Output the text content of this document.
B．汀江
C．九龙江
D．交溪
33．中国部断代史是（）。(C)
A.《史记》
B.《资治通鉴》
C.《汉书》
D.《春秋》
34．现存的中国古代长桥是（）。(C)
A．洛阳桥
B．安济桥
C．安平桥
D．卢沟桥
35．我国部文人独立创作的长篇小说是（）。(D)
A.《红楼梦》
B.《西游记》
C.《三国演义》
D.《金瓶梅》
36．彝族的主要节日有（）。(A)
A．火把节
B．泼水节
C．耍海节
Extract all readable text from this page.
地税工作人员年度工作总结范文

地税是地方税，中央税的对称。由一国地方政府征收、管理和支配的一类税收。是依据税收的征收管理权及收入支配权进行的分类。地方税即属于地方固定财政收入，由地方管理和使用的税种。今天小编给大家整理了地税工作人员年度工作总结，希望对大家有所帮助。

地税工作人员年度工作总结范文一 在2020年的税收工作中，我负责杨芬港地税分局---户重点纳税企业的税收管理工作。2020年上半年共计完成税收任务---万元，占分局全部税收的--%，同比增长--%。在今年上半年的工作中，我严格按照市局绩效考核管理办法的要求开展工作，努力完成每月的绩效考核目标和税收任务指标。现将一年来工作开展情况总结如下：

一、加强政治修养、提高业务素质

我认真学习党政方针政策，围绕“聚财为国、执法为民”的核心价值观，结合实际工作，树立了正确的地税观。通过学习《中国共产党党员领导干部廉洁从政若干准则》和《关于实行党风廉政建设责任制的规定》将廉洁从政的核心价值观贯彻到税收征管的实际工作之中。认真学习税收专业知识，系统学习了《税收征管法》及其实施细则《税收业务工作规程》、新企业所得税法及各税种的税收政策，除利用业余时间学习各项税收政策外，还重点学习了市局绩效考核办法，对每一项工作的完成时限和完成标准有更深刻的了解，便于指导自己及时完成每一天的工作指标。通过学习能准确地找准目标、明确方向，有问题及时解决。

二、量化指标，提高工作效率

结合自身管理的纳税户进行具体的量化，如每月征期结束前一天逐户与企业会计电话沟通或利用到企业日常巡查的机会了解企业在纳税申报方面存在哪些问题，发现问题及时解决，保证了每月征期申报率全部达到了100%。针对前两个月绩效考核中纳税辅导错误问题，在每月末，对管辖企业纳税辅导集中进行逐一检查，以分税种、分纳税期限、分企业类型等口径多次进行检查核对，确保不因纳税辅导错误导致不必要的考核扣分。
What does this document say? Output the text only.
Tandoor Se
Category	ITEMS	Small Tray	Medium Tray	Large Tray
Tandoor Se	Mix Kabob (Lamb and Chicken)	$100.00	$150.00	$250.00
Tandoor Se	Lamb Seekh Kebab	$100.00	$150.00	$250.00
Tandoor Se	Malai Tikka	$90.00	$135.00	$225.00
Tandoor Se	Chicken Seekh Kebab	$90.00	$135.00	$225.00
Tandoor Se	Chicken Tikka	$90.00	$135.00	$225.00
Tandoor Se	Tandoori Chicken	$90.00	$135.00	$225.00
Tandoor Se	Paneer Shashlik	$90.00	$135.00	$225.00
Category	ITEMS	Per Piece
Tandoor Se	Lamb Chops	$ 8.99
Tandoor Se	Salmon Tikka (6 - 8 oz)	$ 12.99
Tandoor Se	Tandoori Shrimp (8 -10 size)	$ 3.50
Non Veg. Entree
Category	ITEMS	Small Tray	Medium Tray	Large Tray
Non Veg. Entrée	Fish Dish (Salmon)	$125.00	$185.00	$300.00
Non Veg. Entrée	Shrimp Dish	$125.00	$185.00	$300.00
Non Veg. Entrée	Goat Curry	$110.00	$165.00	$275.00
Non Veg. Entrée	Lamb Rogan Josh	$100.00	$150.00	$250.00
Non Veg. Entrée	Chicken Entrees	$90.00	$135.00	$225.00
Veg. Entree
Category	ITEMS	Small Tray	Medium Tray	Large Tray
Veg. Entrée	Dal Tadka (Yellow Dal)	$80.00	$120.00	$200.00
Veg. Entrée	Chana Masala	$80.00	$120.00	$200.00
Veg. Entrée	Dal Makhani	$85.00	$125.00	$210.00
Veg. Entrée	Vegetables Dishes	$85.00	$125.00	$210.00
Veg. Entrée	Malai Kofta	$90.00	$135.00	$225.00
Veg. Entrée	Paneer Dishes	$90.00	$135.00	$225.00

——————

* [Goal]:
Return the whole listing exactly.

* [Solved exercise]:
Output the text content of this document.
B．汀江
C．九龙江
D．交溪
33．中国部断代史是（）。(C)
A.《史记》
B.《资治通鉴》
C.《汉书》
D.《春秋》
34．现存的中国古代长桥是（）。(C)
A．洛阳桥
B．安济桥
C．安平桥
D．卢沟桥
35．我国部文人独立创作的长篇小说是（）。(D)
A.《红楼梦》
B.《西游记》
C.《三国演义》
D.《金瓶梅》
36．彝族的主要节日有（）。(A)
A．火把节
B．泼水节
C．耍海节
Extract all readable text from this page.
地税工作人员年度工作总结范文

地税是地方税，中央税的对称。由一国地方政府征收、管理和支配的一类税收。是依据税收的征收管理权及收入支配权进行的分类。地方税即属于地方固定财政收入，由地方管理和使用的税种。今天小编给大家整理了地税工作人员年度工作总结，希望对大家有所帮助。

地税工作人员年度工作总结范文一 在2020年的税收工作中，我负责杨芬港地税分局---户重点纳税企业的税收管理工作。2020年上半年共计完成税收任务---万元，占分局全部税收的--%，同比增长--%。在今年上半年的工作中，我严格按照市局绩效考核管理办法的要求开展工作，努力完成每月的绩效考核目标和税收任务指标。现将一年来工作开展情况总结如下：

一、加强政治修养、提高业务素质

我认真学习党政方针政策，围绕“聚财为国、执法为民”的核心价值观，结合实际工作，树立了正确的地税观。通过学习《中国共产党党员领导干部廉洁从政若干准则》和《关于实行党风廉政建设责任制的规定》将廉洁从政的核心价值观贯彻到税收征管的实际工作之中。认真学习税收专业知识，系统学习了《税收征管法》及其实施细则《税收业务工作规程》、新企业所得税法及各税种的税收政策，除利用业余时间学习各项税收政策外，还重点学习了市局绩效考核办法，对每一项工作的完成时限和完成标准有更深刻的了解，便于指导自己及时完成每一天的工作指标。通过学习能准确地找准目标、明确方向，有问题及时解决。

二、量化指标，提高工作效率

结合自身管理的纳税户进行具体的量化，如每月征期结束前一天逐户与企业会计电话沟通或利用到企业日常巡查的机会了解企业在纳税申报方面存在哪些问题，发现问题及时解决，保证了每月征期申报率全部达到了100%。针对前两个月绩效考核中纳税辅导错误问题，在每月末，对管辖企业纳税辅导集中进行逐一检查，以分税种、分纳税期限、分企业类型等口径多次进行检查核对，确保不因纳税辅导错误导致不必要的考核扣分。
What does this document say? Output the text only.
Tandoor Se
Category	ITEMS	Small Tray	Medium Tray	Large Tray
Tandoor Se	Mix Kabob (Lamb and Chicken)	$100.00	$150.00	$250.00
Tandoor Se	Lamb Seekh Kebab	$100.00	$150.00	$250.00
Tandoor Se	Malai Tikka	$90.00	$135.00	$225.00
Tandoor Se	Chicken Seekh Kebab	$90.00	$135.00	$225.00
Tandoor Se	Chicken Tikka	$90.00	$135.00	$225.00
Tandoor Se	Tandoori Chicken	$90.00	$135.00	$225.00
Tandoor Se	Paneer Shashlik	$90.00	$135.00	$225.00
Category	ITEMS	Per Piece
Tandoor Se	Lamb Chops	$ 8.99
Tandoor Se	Salmon Tikka (6 - 8 oz)	$ 12.99
Tandoor Se	Tandoori Shrimp (8 -10 size)	$ 3.50
Non Veg. Entree
Category	ITEMS	Small Tray	Medium Tray	Large Tray
Non Veg. Entrée	Fish Dish (Salmon)	$125.00	$185.00	$300.00
Non Veg. Entrée	Shrimp Dish	$125.00	$185.00	$300.00
Non Veg. Entrée	Goat Curry	$110.00	$165.00	$275.00
Non Veg. Entrée	Lamb Rogan Josh	$100.00	$150.00	$250.00
Non Veg. Entrée	Chicken Entrees	$90.00	$135.00	$225.00
Veg. Entree
Category	ITEMS	Small Tray	Medium Tray	Large Tray
Veg. Entrée	Dal Tadka (Yellow Dal)	$80.00	$120.00	$200.00
Veg. Entrée	Chana Masala	$80.00	$120.00	$200.00
Veg. Entrée	Dal Makhani	$85.00	$125.00	$210.00
Veg. Entrée	Vegetables Dishes	$85.00	$125.00	$210.00
Veg. Entrée	Malai Kofta	$90.00	$135.00	$225.00
Veg. Entrée	Paneer Dishes	$90.00	$135.00	$225.00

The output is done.